##### The data

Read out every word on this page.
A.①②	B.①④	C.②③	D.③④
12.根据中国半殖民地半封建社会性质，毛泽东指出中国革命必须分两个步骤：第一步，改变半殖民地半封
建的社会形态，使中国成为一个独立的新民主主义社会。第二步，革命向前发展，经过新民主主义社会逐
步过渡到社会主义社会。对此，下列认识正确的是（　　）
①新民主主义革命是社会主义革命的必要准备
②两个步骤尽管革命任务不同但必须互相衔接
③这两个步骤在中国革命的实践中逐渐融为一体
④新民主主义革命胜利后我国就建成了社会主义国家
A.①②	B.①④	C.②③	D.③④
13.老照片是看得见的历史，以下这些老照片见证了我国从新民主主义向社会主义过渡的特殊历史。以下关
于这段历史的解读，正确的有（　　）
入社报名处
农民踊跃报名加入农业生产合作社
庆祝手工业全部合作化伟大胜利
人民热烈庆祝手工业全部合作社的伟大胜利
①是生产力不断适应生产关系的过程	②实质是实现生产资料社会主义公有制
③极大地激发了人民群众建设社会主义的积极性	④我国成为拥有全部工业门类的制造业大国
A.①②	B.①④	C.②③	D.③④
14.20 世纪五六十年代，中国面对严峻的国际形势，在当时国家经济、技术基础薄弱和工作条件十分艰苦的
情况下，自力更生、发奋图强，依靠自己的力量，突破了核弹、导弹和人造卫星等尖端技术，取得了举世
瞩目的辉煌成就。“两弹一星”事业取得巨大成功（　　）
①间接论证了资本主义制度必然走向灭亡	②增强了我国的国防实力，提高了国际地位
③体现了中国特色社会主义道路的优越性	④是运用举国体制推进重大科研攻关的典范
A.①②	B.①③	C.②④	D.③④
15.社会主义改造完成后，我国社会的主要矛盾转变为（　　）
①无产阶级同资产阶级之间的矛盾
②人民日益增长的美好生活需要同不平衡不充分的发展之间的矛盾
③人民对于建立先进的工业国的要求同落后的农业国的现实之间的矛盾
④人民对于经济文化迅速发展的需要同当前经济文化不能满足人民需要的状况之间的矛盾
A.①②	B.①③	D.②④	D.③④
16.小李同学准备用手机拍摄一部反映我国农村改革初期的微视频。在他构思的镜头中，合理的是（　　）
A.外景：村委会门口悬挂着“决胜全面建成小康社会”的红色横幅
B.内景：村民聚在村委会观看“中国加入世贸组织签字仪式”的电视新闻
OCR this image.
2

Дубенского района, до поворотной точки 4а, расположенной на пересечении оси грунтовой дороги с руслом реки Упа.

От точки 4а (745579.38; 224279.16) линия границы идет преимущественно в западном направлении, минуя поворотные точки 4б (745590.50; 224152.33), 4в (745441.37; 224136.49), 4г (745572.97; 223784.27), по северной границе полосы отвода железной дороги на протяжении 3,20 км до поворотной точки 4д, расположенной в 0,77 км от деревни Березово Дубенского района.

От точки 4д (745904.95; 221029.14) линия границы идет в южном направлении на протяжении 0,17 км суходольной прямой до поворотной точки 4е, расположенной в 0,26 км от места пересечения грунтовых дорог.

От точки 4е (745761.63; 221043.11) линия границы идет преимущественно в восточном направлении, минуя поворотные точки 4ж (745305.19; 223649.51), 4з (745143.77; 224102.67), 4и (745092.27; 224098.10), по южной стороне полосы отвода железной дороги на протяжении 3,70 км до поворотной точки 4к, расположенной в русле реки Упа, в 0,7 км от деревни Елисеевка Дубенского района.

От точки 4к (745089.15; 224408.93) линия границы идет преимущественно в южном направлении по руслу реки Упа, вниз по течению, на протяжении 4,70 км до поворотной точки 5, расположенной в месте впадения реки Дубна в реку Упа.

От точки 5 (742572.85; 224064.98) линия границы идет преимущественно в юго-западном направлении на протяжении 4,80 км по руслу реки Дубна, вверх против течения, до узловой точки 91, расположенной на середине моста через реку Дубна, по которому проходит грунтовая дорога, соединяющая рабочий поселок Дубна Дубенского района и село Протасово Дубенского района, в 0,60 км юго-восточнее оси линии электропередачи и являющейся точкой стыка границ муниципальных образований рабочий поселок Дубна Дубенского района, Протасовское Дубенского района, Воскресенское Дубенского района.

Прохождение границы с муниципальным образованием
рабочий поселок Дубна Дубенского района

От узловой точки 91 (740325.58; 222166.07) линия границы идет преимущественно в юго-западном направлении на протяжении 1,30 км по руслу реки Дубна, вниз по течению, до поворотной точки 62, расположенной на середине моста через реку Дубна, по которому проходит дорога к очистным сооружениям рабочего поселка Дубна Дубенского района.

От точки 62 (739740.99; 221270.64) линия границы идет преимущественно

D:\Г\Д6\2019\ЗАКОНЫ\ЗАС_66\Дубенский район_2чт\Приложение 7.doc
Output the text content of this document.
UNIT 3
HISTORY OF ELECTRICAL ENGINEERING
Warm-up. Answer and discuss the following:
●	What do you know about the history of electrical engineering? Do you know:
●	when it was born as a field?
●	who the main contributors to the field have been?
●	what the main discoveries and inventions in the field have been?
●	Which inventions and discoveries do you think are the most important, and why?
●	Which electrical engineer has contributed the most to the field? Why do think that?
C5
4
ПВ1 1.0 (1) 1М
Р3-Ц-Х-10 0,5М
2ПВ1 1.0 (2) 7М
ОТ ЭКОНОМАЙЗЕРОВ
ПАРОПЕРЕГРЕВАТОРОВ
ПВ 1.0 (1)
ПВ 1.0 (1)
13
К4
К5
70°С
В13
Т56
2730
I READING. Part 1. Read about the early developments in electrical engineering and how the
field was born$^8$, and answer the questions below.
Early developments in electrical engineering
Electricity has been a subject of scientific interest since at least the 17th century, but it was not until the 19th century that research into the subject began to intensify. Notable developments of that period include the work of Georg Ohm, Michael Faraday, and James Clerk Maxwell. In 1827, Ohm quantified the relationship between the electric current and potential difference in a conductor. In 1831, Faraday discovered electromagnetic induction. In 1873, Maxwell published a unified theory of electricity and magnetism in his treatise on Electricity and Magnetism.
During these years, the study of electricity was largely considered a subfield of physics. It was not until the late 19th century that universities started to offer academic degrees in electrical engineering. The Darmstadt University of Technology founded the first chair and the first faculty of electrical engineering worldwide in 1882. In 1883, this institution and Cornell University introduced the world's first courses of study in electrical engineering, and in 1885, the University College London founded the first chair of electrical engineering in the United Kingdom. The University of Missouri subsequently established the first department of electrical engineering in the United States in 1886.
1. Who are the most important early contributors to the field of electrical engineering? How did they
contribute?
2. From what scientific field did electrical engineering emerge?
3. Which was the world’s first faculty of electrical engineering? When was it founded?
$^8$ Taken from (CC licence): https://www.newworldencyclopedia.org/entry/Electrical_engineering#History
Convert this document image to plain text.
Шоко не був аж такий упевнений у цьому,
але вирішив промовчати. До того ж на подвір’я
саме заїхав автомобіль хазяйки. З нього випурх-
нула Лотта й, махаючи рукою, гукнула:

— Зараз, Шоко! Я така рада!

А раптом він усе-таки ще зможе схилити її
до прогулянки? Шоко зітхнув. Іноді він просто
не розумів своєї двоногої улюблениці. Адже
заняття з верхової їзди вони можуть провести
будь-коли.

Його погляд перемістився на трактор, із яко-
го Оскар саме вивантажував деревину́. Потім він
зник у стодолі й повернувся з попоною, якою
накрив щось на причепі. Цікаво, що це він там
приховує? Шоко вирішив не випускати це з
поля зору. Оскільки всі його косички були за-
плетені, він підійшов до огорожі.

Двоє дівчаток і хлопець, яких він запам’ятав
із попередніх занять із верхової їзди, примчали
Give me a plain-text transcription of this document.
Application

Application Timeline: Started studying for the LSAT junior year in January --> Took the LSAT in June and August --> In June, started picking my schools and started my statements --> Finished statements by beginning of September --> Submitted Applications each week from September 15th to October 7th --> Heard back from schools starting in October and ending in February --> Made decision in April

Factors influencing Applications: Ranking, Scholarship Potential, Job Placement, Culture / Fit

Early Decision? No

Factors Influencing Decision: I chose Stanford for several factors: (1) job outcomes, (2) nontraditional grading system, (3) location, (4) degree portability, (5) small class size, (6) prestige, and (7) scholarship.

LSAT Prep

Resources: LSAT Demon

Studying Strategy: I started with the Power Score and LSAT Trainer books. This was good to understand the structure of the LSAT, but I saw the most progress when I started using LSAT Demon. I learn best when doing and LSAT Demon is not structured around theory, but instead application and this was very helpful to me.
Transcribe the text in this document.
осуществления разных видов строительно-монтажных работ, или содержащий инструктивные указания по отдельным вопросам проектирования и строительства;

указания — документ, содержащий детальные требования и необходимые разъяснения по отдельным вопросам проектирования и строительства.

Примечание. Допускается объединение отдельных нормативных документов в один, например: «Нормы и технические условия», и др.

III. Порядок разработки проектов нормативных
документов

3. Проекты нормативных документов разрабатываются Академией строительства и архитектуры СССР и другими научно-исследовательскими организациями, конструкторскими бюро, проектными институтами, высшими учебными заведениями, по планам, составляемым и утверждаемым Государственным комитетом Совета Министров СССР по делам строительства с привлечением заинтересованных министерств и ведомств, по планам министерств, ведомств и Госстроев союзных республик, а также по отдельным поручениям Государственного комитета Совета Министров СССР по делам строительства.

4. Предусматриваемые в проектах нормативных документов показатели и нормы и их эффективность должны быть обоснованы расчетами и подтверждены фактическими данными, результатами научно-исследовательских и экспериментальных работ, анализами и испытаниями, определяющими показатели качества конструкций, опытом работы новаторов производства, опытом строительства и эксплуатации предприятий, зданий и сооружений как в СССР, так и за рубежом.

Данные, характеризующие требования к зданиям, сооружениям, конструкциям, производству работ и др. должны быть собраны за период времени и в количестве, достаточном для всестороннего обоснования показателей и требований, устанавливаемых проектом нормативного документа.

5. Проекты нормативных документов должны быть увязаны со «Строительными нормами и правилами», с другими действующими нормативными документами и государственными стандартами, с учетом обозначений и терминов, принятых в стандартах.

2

##########

▶ Written task
Tally the lines of the preceding listing in which the word "вопросам" appears; state nothing but the total.

▶ Solution below
2